> What this task involves: Everything from the line holding "Read out every word on this page." to the end of the listing below should be copied exactly, line for line, minus the pictures.

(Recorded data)
○ ○ ○ ○ ○ ○ ○

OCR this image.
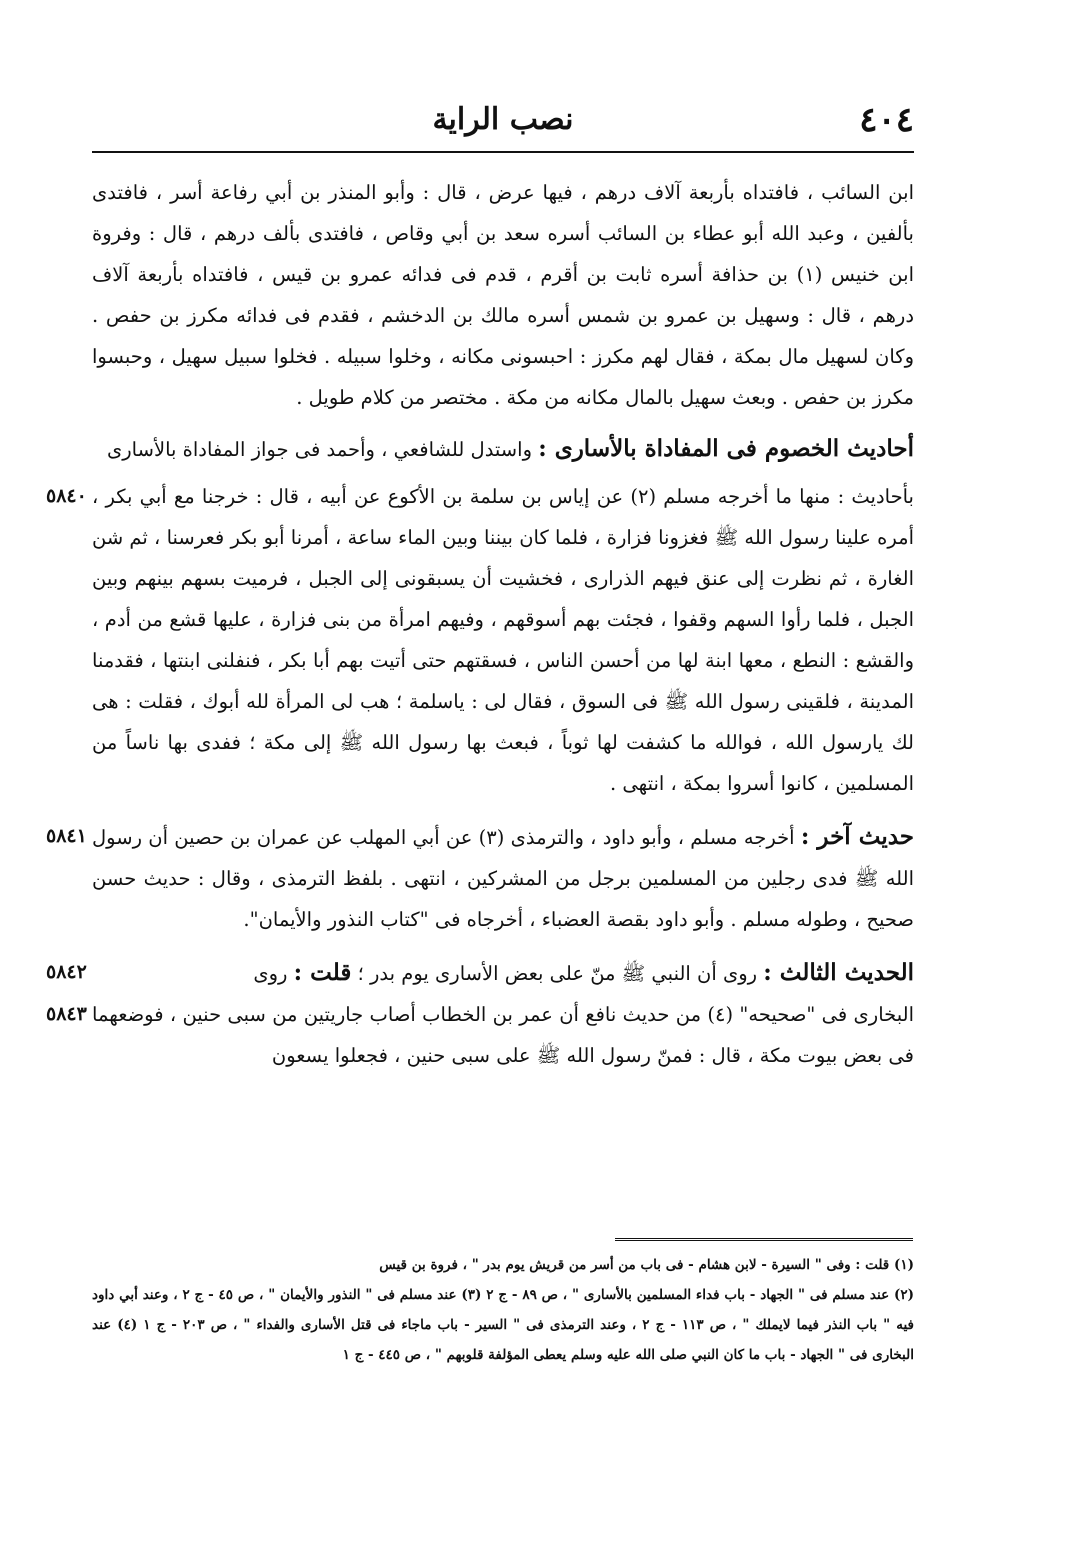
٤٠٤
نصب الراية

ابن السائب ، فافتداه بأربعة آلاف درهم ، فيها عرض ، قال : وأبو المنذر بن أبي رفاعة أسر ، فافتدى بألفين ، وعبد الله أبو عطاء بن السائب أسره سعد بن أبي وقاص ، فافتدى بألف درهم ، قال : وفروة ابن خنيس (١) بن حذافة أسره ثابت بن أقرم ، قدم فى فدائه عمرو بن قيس ، فافتداه بأربعة آلاف درهم ، قال : وسهيل بن عمرو بن شمس أسره مالك بن الدخشم ، فقدم فى فدائه مكرز بن حفص . وكان لسهيل مال بمكة ، فقال لهم مكرز : احبسونى مكانه ، وخلوا سبيله . فخلوا سبيل سهيل ، وحبسوا مكرز بن حفص . وبعث سهيل بالمال مكانه من مكة . مختصر من كلام طويل .

أحاديث الخصوم فى المفاداة بالأسارى : واستدل للشافعي ، وأحمد فى جواز المفاداة بالأسارى

٥٨٤٠ بأحاديث : منها ما أخرجه مسلم (٢) عن إياس بن سلمة بن الأكوع عن أبيه ، قال : خرجنا مع أبي بكر ، أمره علينا رسول الله ﷺ فغزونا فزارة ، فلما كان بيننا وبين الماء ساعة ، أمرنا أبو بكر فعرسنا ، ثم شن الغارة ، ثم نظرت إلى عنق فيهم الذرارى ، فخشيت أن يسبقونى إلى الجبل ، فرميت بسهم بينهم وبين الجبل ، فلما رأوا السهم وقفوا ، فجئت بهم أسوقهم ، وفيهم امرأة من بنى فزارة ، عليها قشع من أدم ، والقشع : النطع ، معها ابنة لها من أحسن الناس ، فسقتهم حتى أتيت بهم أبا بكر ، فنفلنى ابنتها ، فقدمنا المدينة ، فلقينى رسول الله ﷺ فى السوق ، فقال لى : ياسلمة ؛ هب لى المرأة لله أبوك ، فقلت : هى لك يارسول الله ، فوالله ما كشفت لها ثوباً ، فبعث بها رسول الله ﷺ إلى مكة ؛ ففدى بها ناساً من المسلمين ، كانوا أسروا بمكة ، انتهى .
٥٨٤١	حديث آخر : أخرجه مسلم ، وأبو داود ، والترمذى (٣) عن أبي المهلب عن عمران بن حصين أن رسول الله ﷺ فدى رجلين من المسلمين برجل من المشركين ، انتهى . بلفظ الترمذى ، وقال : حديث حسن صحيح ، وطوله مسلم . وأبو داود بقصة العضباء ، أخرجاه فى "كتاب النذور والأيمان".
٥٨٤٢	الحديث الثالث : روى أن النبي ﷺ منّ على بعض الأسارى يوم بدر ؛ قلت : روى
٥٨٤٣ البخارى فى "صحيحه" (٤) من حديث نافع أن عمر بن الخطاب أصاب جاريتين من سبى حنين ، فوضعهما فى بعض بيوت مكة ، قال : فمنّ رسول الله ﷺ على سبى حنين ، فجعلوا يسعون

(١) قلت : وفى " السيرة - لابن هشام - فى باب من أسر من قريش يوم بدر " ، فروة بن قيس

(٢) عند مسلم فى " الجهاد - باب فداء المسلمين بالأسارى " ، ص ٨٩ - ج ٢ (٣) عند مسلم فى " النذور والأيمان " ، ص ٤٥ - ج ٢ ، وعند أبي داود فيه " باب النذر فيما لايملك " ، ص ١١٣ - ج ٢ ، وعند الترمذى فى " السير - باب ماجاء فى قتل الأسارى والفداء " ، ص ٢٠٣ - ج ١ (٤) عند البخارى فى " الجهاد - باب ما كان النبي صلى الله عليه وسلم يعطى المؤلفة قلوبهم " ، ص ٤٤٥ - ج ١
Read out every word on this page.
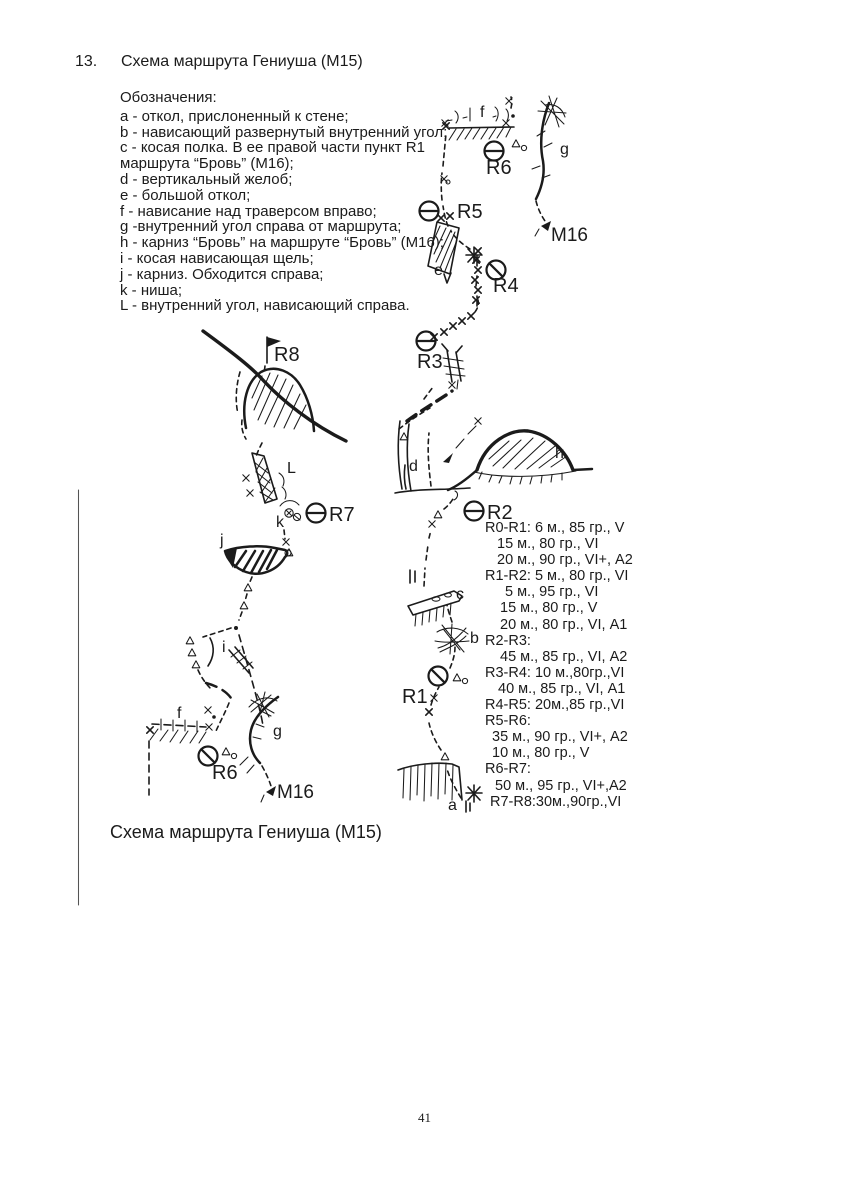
13. Схема маршрута Гениуша (М15)
Обозначения:
а - откол, прислоненный к стене;
b - нависающий развернутый внутренний угол;
c - косая полка. В ее правой части пункт R1
маршрута “Бровь” (М16);
d - вертикальный желоб;
e - большой откол;
f - нависание над траверсом вправо;
g -внутренний угол справа от маршрута;
h - карниз “Бровь” на маршруте “Бровь” (М16);
i - косая нависающая щель;
j - карниз. Обходится справа;
k - ниша;
L - внутренний угол, нависающий справа.
R0-R1: 6 м., 85 гр., V
15 м., 80 гр., VI
20 м., 90 гр., VI+, А2
R1-R2: 5 м., 80 гр., VI
5 м., 95 гр., VI
15 м., 80 гр., V
20 м., 80 гр., VI, А1
R2-R3:
45 м., 85 гр., VI, А2
R3-R4: 10 м.,80гр.,VI
40 м., 85 гр., VI, А1
R4-R5: 20м.,85 гр.,VI
R5-R6:
35 м., 90 гр., VI+, А2
10 м., 80 гр., V
R6-R7:
50 м., 95 гр., VI+,А2
R7-R8:30м.,90гр.,VI
Схема маршрута Гениуша (М15)
41
a
R1
b
c
R2
d
h
R3
R4
e
R5
f
R6
g
М16
R8
L
k R7
j
i
f
R6
g
М16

○ ○ ○ ○ ○ ○ ○

> Solved problem:
Read out every word on this page.
13. Схема маршрута Гениуша (М15)
Обозначения:
а - откол, прислоненный к стене;
b - нависающий развернутый внутренний угол;
c - косая полка. В ее правой части пункт R1
маршрута “Бровь” (М16);
d - вертикальный желоб;
e - большой откол;
f - нависание над траверсом вправо;
g -внутренний угол справа от маршрута;
h - карниз “Бровь” на маршруте “Бровь” (М16);
i - косая нависающая щель;
j - карниз. Обходится справа;
k - ниша;
L - внутренний угол, нависающий справа.
R0-R1: 6 м., 85 гр., V
15 м., 80 гр., VI
20 м., 90 гр., VI+, А2
R1-R2: 5 м., 80 гр., VI
5 м., 95 гр., VI
15 м., 80 гр., V
20 м., 80 гр., VI, А1
R2-R3:
45 м., 85 гр., VI, А2
R3-R4: 10 м.,80гр.,VI
40 м., 85 гр., VI, А1
R4-R5: 20м.,85 гр.,VI
R5-R6:
35 м., 90 гр., VI+, А2
10 м., 80 гр., V
R6-R7:
50 м., 95 гр., VI+,А2
R7-R8:30м.,90гр.,VI
Схема маршрута Гениуша (М15)
41
a
R1
b
c
R2
d
h
R3
R4
e
R5
f
R6
g
М16
R8
L
k R7
j
i
f
R6
g
М16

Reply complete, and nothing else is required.